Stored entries
_ _ _ _ _

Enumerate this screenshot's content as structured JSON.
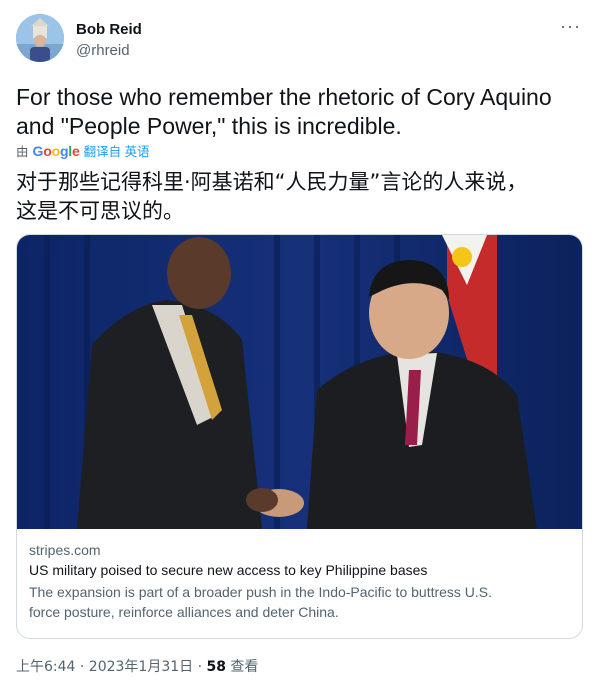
{
  "author": {
    "name": "Bob Reid",
    "handle": "@rhreid"
  },
  "more_label": "···",
  "tweet": {
    "text_line1": "For those who remember the rhetoric of Cory Aquino",
    "text_line2": "and \"People Power,\" this is incredible.",
    "translation_prefix": "由",
    "translation_provider": "Google",
    "translation_suffix": "翻译自 英语",
    "translated_line1": "对于那些记得科里·阿基诺和“人民力量”言论的人来说，",
    "translated_line2": "这是不可思议的。"
  },
  "card": {
    "domain": "stripes.com",
    "title": "US military poised to secure new access to key Philippine bases",
    "description_line1": "The expansion is part of a broader push in the Indo-Pacific to buttress U.S.",
    "description_line2": "force posture, reinforce alliances and deter China."
  },
  "meta": {
    "time_date": "上午6:44 · 2023年1月31日 · ",
    "views_count": "58",
    "views_label": " 查看"
  },
  "colors": {
    "link": "#1d9bf0",
    "secondary_text": "#536471",
    "border": "#cfd9de"
  }
}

_ _ _ _ _

CHALLENGE
Find each line holding the string "this" and copy it out.

EXERCISE RESPONSE
Enumerate this screenshot's content as structured JSON.
    "text_line2": "and \"People Power,\" this is incredible.",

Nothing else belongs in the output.